■ Data shown:
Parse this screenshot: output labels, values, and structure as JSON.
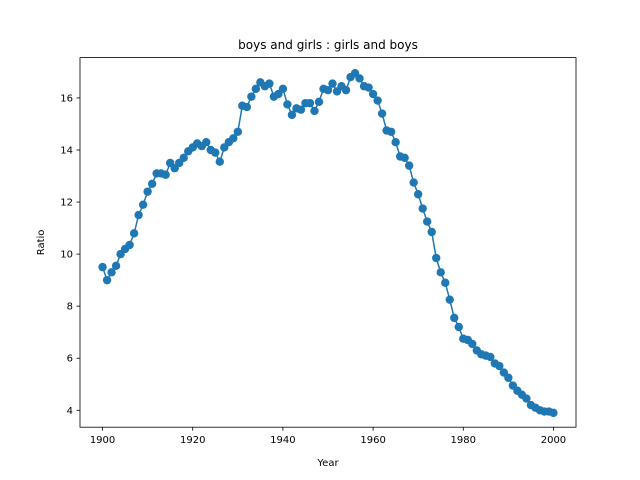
{
  "chart_data": {
    "type": "line",
    "title": "boys and girls : girls and boys",
    "xlabel": "Year",
    "ylabel": "Ratio",
    "xlim": [
      1895,
      2005
    ],
    "ylim": [
      3.35,
      17.55
    ],
    "xticks": [
      1900,
      1920,
      1940,
      1960,
      1980,
      2000
    ],
    "yticks": [
      4,
      6,
      8,
      10,
      12,
      14,
      16
    ],
    "grid": false,
    "legend": "none",
    "series": [
      {
        "color": "#1f77b4",
        "marker": "circle",
        "x": [
          1900,
          1901,
          1902,
          1903,
          1904,
          1905,
          1906,
          1907,
          1908,
          1909,
          1910,
          1911,
          1912,
          1913,
          1914,
          1915,
          1916,
          1917,
          1918,
          1919,
          1920,
          1921,
          1922,
          1923,
          1924,
          1925,
          1926,
          1927,
          1928,
          1929,
          1930,
          1931,
          1932,
          1933,
          1934,
          1935,
          1936,
          1937,
          1938,
          1939,
          1940,
          1941,
          1942,
          1943,
          1944,
          1945,
          1946,
          1947,
          1948,
          1949,
          1950,
          1951,
          1952,
          1953,
          1954,
          1955,
          1956,
          1957,
          1958,
          1959,
          1960,
          1961,
          1962,
          1963,
          1964,
          1965,
          1966,
          1967,
          1968,
          1969,
          1970,
          1971,
          1972,
          1973,
          1974,
          1975,
          1976,
          1977,
          1978,
          1979,
          1980,
          1981,
          1982,
          1983,
          1984,
          1985,
          1986,
          1987,
          1988,
          1989,
          1990,
          1991,
          1992,
          1993,
          1994,
          1995,
          1996,
          1997,
          1998,
          1999,
          2000
        ],
        "y": [
          9.5,
          9.0,
          9.3,
          9.55,
          10.0,
          10.2,
          10.35,
          10.8,
          11.5,
          11.9,
          12.4,
          12.7,
          13.1,
          13.1,
          13.05,
          13.5,
          13.3,
          13.5,
          13.7,
          13.95,
          14.1,
          14.25,
          14.15,
          14.3,
          14.0,
          13.9,
          13.55,
          14.1,
          14.3,
          14.45,
          14.7,
          15.7,
          15.65,
          16.05,
          16.35,
          16.6,
          16.45,
          16.55,
          16.05,
          16.15,
          16.35,
          15.75,
          15.35,
          15.6,
          15.55,
          15.8,
          15.8,
          15.5,
          15.85,
          16.35,
          16.3,
          16.55,
          16.25,
          16.45,
          16.3,
          16.8,
          16.95,
          16.75,
          16.45,
          16.4,
          16.15,
          15.9,
          15.4,
          14.75,
          14.7,
          14.3,
          13.75,
          13.7,
          13.4,
          12.75,
          12.3,
          11.75,
          11.25,
          10.85,
          9.85,
          9.3,
          8.9,
          8.25,
          7.55,
          7.2,
          6.75,
          6.7,
          6.55,
          6.3,
          6.15,
          6.1,
          6.05,
          5.8,
          5.7,
          5.45,
          5.25,
          4.95,
          4.75,
          4.6,
          4.45,
          4.2,
          4.1,
          4.0,
          3.95,
          3.95,
          3.9
        ]
      }
    ]
  }
}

■ Stated goal:
Retype the entries word for word. Omit any images.

■ Full response:
Parse this screenshot: output labels, values, and structure as JSON.
{
  "chart_data": {
    "type": "line",
    "title": "boys and girls : girls and boys",
    "xlabel": "Year",
    "ylabel": "Ratio",
    "xlim": [
      1895,
      2005
    ],
    "ylim": [
      3.35,
      17.55
    ],
    "xticks": [
      1900,
      1920,
      1940,
      1960,
      1980,
      2000
    ],
    "yticks": [
      4,
      6,
      8,
      10,
      12,
      14,
      16
    ],
    "grid": false,
    "legend": "none",
    "series": [
      {
        "color": "#1f77b4",
        "marker": "circle",
        "x": [
          1900,
          1901,
          1902,
          1903,
          1904,
          1905,
          1906,
          1907,
          1908,
          1909,
          1910,
          1911,
          1912,
          1913,
          1914,
          1915,
          1916,
          1917,
          1918,
          1919,
          1920,
          1921,
          1922,
          1923,
          1924,
          1925,
          1926,
          1927,
          1928,
          1929,
          1930,
          1931,
          1932,
          1933,
          1934,
          1935,
          1936,
          1937,
          1938,
          1939,
          1940,
          1941,
          1942,
          1943,
          1944,
          1945,
          1946,
          1947,
          1948,
          1949,
          1950,
          1951,
          1952,
          1953,
          1954,
          1955,
          1956,
          1957,
          1958,
          1959,
          1960,
          1961,
          1962,
          1963,
          1964,
          1965,
          1966,
          1967,
          1968,
          1969,
          1970,
          1971,
          1972,
          1973,
          1974,
          1975,
          1976,
          1977,
          1978,
          1979,
          1980,
          1981,
          1982,
          1983,
          1984,
          1985,
          1986,
          1987,
          1988,
          1989,
          1990,
          1991,
          1992,
          1993,
          1994,
          1995,
          1996,
          1997,
          1998,
          1999,
          2000
        ],
        "y": [
          9.5,
          9.0,
          9.3,
          9.55,
          10.0,
          10.2,
          10.35,
          10.8,
          11.5,
          11.9,
          12.4,
          12.7,
          13.1,
          13.1,
          13.05,
          13.5,
          13.3,
          13.5,
          13.7,
          13.95,
          14.1,
          14.25,
          14.15,
          14.3,
          14.0,
          13.9,
          13.55,
          14.1,
          14.3,
          14.45,
          14.7,
          15.7,
          15.65,
          16.05,
          16.35,
          16.6,
          16.45,
          16.55,
          16.05,
          16.15,
          16.35,
          15.75,
          15.35,
          15.6,
          15.55,
          15.8,
          15.8,
          15.5,
          15.85,
          16.35,
          16.3,
          16.55,
          16.25,
          16.45,
          16.3,
          16.8,
          16.95,
          16.75,
          16.45,
          16.4,
          16.15,
          15.9,
          15.4,
          14.75,
          14.7,
          14.3,
          13.75,
          13.7,
          13.4,
          12.75,
          12.3,
          11.75,
          11.25,
          10.85,
          9.85,
          9.3,
          8.9,
          8.25,
          7.55,
          7.2,
          6.75,
          6.7,
          6.55,
          6.3,
          6.15,
          6.1,
          6.05,
          5.8,
          5.7,
          5.45,
          5.25,
          4.95,
          4.75,
          4.6,
          4.45,
          4.2,
          4.1,
          4.0,
          3.95,
          3.95,
          3.9
        ]
      }
    ]
  }
}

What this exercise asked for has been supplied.